Transcribe the entries below exactly; leave every image out.
╭─ Task inputs
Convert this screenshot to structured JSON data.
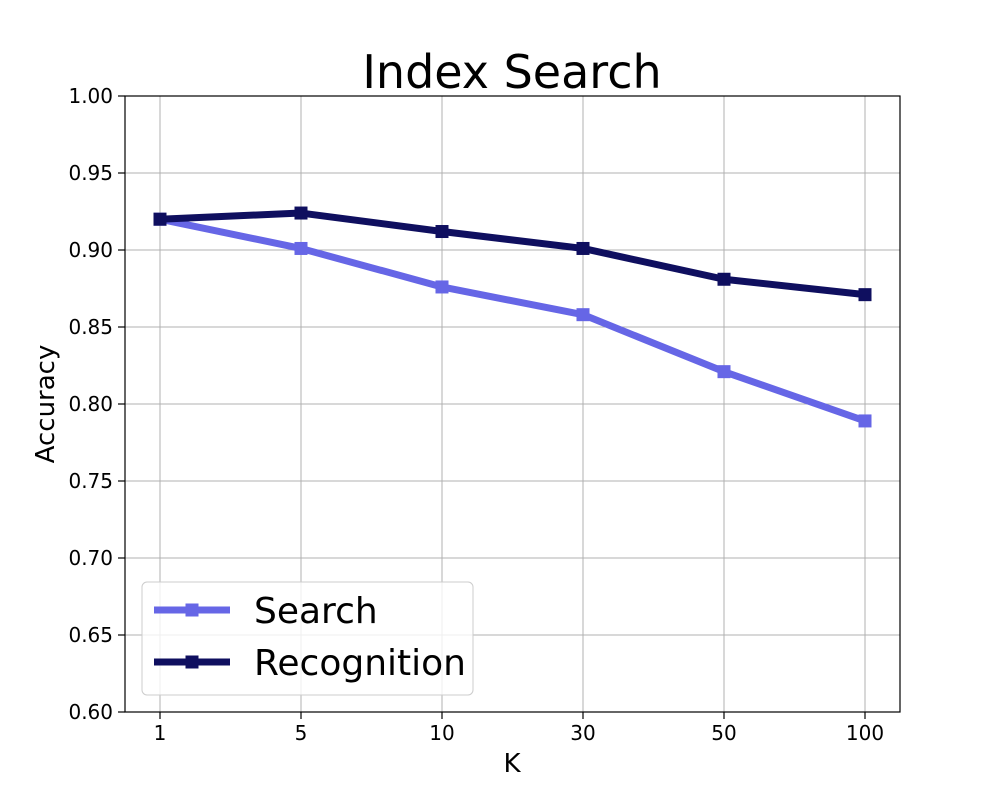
{
  "chart_data": {
    "type": "line",
    "title": "Index Search",
    "xlabel": "K",
    "ylabel": "Accuracy",
    "categories": [
      "1",
      "5",
      "10",
      "30",
      "50",
      "100"
    ],
    "ylim": [
      0.6,
      1.0
    ],
    "yticks": [
      "0.60",
      "0.65",
      "0.70",
      "0.75",
      "0.80",
      "0.85",
      "0.90",
      "0.95",
      "1.00"
    ],
    "grid": true,
    "legend_position": "lower-left",
    "series": [
      {
        "name": "Search",
        "color": "#6666e6",
        "marker": "square",
        "values": [
          0.92,
          0.901,
          0.876,
          0.858,
          0.821,
          0.789
        ]
      },
      {
        "name": "Recognition",
        "color": "#0f0f5f",
        "marker": "square",
        "values": [
          0.92,
          0.924,
          0.912,
          0.901,
          0.881,
          0.871
        ]
      }
    ]
  }
}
╰─
* **Answer below**
Convert this screenshot to structured JSON data.
{
  "chart_data": {
    "type": "line",
    "title": "Index Search",
    "xlabel": "K",
    "ylabel": "Accuracy",
    "categories": [
      "1",
      "5",
      "10",
      "30",
      "50",
      "100"
    ],
    "ylim": [
      0.6,
      1.0
    ],
    "yticks": [
      "0.60",
      "0.65",
      "0.70",
      "0.75",
      "0.80",
      "0.85",
      "0.90",
      "0.95",
      "1.00"
    ],
    "grid": true,
    "legend_position": "lower-left",
    "series": [
      {
        "name": "Search",
        "color": "#6666e6",
        "marker": "square",
        "values": [
          0.92,
          0.901,
          0.876,
          0.858,
          0.821,
          0.789
        ]
      },
      {
        "name": "Recognition",
        "color": "#0f0f5f",
        "marker": "square",
        "values": [
          0.92,
          0.924,
          0.912,
          0.901,
          0.881,
          0.871
        ]
      }
    ]
  }
}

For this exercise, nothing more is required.